_Exercise prompt_: Seek out every line containing the word "xlabel", and copy each.
═════ Listed entries
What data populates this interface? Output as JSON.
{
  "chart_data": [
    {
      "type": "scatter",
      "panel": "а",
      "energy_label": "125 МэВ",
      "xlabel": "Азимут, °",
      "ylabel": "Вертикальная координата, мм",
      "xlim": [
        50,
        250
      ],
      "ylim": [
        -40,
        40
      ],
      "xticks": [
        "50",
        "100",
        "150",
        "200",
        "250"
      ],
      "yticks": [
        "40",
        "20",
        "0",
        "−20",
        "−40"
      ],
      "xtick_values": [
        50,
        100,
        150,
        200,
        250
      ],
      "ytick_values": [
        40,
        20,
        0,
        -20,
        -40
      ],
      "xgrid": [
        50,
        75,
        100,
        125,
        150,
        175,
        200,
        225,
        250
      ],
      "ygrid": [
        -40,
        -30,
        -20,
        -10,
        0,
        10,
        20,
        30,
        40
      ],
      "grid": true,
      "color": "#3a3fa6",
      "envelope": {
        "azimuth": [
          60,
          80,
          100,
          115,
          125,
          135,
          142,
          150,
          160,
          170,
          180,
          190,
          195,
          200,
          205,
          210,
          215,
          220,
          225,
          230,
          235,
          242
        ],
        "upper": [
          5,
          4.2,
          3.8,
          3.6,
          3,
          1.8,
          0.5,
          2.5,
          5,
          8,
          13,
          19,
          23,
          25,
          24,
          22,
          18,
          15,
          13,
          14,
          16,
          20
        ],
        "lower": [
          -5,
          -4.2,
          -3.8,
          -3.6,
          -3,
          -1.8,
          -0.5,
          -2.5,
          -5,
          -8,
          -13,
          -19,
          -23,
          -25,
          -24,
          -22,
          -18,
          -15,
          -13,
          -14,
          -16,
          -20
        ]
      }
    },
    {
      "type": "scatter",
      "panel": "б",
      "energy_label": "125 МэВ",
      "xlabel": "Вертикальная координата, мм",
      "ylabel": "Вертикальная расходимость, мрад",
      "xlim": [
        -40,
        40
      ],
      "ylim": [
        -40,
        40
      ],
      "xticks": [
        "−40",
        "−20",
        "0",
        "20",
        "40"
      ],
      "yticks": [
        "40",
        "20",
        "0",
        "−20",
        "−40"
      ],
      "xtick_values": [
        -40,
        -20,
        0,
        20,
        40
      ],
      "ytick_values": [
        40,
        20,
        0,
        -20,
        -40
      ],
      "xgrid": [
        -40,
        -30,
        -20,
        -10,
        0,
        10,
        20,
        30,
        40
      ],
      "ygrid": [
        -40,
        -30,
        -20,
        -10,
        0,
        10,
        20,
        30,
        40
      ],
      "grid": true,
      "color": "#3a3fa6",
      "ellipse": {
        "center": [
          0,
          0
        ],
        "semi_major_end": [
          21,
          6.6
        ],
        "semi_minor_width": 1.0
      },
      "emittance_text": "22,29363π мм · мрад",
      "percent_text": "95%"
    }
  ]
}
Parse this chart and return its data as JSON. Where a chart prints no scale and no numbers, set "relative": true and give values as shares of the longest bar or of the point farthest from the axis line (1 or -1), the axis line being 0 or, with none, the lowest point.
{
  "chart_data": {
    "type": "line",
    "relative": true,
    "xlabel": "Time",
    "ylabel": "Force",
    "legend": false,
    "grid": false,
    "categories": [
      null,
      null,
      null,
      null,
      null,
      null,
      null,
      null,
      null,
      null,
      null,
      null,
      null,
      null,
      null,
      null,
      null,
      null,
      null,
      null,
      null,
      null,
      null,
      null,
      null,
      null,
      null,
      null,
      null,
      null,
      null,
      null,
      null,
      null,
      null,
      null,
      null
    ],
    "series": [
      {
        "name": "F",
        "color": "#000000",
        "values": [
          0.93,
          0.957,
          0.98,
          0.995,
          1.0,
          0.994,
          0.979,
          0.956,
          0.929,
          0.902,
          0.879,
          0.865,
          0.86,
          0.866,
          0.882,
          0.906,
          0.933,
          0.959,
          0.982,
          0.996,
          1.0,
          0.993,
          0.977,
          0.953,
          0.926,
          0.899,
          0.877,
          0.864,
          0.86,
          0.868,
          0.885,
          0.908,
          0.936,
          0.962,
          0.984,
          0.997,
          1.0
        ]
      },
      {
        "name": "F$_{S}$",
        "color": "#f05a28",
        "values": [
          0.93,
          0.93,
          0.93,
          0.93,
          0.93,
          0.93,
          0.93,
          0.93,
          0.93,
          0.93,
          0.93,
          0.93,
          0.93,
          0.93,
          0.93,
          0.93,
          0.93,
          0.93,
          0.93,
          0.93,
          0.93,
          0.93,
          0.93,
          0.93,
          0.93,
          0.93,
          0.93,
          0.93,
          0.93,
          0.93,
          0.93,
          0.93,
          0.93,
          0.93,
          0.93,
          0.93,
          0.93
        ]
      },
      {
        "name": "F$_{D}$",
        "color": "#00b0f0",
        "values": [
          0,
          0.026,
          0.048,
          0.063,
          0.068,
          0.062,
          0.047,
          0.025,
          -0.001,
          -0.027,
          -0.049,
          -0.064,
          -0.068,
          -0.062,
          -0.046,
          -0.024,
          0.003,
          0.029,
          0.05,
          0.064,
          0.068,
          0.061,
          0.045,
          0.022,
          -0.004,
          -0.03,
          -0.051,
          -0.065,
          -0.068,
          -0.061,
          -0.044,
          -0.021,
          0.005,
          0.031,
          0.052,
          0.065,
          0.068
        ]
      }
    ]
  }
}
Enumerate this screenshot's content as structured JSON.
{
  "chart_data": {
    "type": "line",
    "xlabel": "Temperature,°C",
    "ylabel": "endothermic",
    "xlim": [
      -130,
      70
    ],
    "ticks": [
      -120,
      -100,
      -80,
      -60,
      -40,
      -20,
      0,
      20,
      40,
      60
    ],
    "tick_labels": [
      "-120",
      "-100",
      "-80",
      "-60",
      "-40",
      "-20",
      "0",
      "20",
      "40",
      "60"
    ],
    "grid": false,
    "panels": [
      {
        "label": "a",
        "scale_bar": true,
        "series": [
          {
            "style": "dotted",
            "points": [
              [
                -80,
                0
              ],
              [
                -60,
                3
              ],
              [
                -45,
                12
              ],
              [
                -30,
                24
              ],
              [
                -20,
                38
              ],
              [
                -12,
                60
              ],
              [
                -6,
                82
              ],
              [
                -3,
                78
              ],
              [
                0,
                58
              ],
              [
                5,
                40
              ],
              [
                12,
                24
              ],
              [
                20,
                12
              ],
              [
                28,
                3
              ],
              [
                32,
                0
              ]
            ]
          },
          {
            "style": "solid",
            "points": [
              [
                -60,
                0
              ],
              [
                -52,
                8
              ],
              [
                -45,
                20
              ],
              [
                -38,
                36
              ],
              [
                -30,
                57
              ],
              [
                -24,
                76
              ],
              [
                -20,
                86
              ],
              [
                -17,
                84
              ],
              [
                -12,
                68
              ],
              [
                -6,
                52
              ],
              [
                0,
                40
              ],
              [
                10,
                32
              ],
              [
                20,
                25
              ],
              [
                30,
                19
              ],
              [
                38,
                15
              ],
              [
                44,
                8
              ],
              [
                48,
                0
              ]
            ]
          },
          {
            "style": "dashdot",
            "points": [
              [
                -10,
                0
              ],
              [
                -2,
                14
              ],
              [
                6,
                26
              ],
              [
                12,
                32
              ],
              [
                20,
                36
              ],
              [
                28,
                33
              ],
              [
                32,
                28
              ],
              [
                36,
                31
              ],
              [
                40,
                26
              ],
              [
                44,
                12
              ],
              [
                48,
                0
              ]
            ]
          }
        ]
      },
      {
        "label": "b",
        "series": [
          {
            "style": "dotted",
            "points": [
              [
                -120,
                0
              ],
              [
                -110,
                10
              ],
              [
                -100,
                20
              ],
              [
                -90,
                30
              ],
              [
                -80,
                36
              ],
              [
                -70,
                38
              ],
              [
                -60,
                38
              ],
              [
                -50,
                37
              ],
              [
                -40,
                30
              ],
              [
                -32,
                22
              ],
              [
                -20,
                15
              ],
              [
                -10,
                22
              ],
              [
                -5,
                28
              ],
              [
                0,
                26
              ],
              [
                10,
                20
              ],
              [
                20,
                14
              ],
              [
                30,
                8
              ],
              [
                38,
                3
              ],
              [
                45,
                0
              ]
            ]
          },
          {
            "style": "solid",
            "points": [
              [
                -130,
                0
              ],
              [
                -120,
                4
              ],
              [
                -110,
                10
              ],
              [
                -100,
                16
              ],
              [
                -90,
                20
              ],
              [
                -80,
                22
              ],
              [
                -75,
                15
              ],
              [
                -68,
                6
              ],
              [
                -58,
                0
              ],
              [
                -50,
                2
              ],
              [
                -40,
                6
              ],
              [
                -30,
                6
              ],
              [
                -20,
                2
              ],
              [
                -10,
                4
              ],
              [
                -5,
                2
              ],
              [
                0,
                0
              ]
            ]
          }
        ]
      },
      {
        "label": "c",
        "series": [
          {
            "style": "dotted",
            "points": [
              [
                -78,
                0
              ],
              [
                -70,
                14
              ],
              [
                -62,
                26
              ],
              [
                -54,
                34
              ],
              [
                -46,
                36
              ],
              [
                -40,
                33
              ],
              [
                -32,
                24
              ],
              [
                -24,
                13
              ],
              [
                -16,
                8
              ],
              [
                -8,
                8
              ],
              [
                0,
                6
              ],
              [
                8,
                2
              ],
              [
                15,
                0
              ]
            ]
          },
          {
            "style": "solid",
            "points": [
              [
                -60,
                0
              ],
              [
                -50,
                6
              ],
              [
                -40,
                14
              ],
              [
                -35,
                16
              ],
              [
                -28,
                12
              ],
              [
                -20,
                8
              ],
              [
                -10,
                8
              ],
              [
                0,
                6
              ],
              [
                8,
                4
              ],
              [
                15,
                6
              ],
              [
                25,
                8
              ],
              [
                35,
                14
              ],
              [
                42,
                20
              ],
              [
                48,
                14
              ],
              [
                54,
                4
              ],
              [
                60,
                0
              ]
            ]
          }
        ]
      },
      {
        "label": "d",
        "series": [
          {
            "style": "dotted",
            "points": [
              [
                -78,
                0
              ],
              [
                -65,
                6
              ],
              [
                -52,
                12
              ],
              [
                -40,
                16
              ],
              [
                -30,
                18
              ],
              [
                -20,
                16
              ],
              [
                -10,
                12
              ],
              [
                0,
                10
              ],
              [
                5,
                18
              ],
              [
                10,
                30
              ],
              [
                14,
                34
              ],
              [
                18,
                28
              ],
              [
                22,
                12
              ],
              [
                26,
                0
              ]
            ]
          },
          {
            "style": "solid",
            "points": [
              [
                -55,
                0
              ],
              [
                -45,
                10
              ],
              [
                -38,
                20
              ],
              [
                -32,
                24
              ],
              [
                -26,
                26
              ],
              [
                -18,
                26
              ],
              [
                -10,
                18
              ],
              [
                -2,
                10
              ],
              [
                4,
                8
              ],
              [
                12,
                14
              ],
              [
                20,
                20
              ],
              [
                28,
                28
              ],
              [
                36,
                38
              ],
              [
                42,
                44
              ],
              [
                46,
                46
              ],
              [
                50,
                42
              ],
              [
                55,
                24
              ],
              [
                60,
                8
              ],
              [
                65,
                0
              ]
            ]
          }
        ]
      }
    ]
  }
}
══════════
_Full solution_:
      "xlabel": "Азимут, °",
      "xlabel": "Вертикальная координата, мм",
    "xlabel": "Time",
    "xlabel": "Temperature,°C",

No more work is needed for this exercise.